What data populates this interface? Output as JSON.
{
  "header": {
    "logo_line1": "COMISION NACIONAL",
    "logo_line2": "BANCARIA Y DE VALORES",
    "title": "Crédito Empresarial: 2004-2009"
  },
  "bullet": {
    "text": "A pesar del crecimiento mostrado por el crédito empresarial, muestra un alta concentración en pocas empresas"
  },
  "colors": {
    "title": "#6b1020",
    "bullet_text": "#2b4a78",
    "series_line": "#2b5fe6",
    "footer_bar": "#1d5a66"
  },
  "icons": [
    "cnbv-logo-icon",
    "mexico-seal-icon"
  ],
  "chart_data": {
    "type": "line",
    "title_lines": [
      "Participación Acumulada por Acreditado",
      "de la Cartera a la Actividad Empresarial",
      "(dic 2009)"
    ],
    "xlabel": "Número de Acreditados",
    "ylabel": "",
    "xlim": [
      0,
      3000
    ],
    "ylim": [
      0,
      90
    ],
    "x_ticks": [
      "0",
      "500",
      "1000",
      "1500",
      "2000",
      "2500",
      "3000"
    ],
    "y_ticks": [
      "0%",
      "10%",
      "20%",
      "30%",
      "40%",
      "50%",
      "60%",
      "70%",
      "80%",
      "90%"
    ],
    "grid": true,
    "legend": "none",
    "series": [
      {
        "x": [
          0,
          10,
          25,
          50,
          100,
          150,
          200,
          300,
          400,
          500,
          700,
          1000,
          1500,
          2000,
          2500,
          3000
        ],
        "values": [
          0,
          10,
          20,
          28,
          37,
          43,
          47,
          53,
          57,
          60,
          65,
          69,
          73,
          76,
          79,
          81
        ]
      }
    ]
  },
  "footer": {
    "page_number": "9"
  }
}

§

:: Given request ::
Print out all the entries precisely as written.

:: Written response ::
What data populates this interface? Output as JSON.
{
  "header": {
    "logo_line1": "COMISION NACIONAL",
    "logo_line2": "BANCARIA Y DE VALORES",
    "title": "Crédito Empresarial: 2004-2009"
  },
  "bullet": {
    "text": "A pesar del crecimiento mostrado por el crédito empresarial, muestra un alta concentración en pocas empresas"
  },
  "colors": {
    "title": "#6b1020",
    "bullet_text": "#2b4a78",
    "series_line": "#2b5fe6",
    "footer_bar": "#1d5a66"
  },
  "icons": [
    "cnbv-logo-icon",
    "mexico-seal-icon"
  ],
  "chart_data": {
    "type": "line",
    "title_lines": [
      "Participación Acumulada por Acreditado",
      "de la Cartera a la Actividad Empresarial",
      "(dic 2009)"
    ],
    "xlabel": "Número de Acreditados",
    "ylabel": "",
    "xlim": [
      0,
      3000
    ],
    "ylim": [
      0,
      90
    ],
    "x_ticks": [
      "0",
      "500",
      "1000",
      "1500",
      "2000",
      "2500",
      "3000"
    ],
    "y_ticks": [
      "0%",
      "10%",
      "20%",
      "30%",
      "40%",
      "50%",
      "60%",
      "70%",
      "80%",
      "90%"
    ],
    "grid": true,
    "legend": "none",
    "series": [
      {
        "x": [
          0,
          10,
          25,
          50,
          100,
          150,
          200,
          300,
          400,
          500,
          700,
          1000,
          1500,
          2000,
          2500,
          3000
        ],
        "values": [
          0,
          10,
          20,
          28,
          37,
          43,
          47,
          53,
          57,
          60,
          65,
          69,
          73,
          76,
          79,
          81
        ]
      }
    ]
  },
  "footer": {
    "page_number": "9"
  }
}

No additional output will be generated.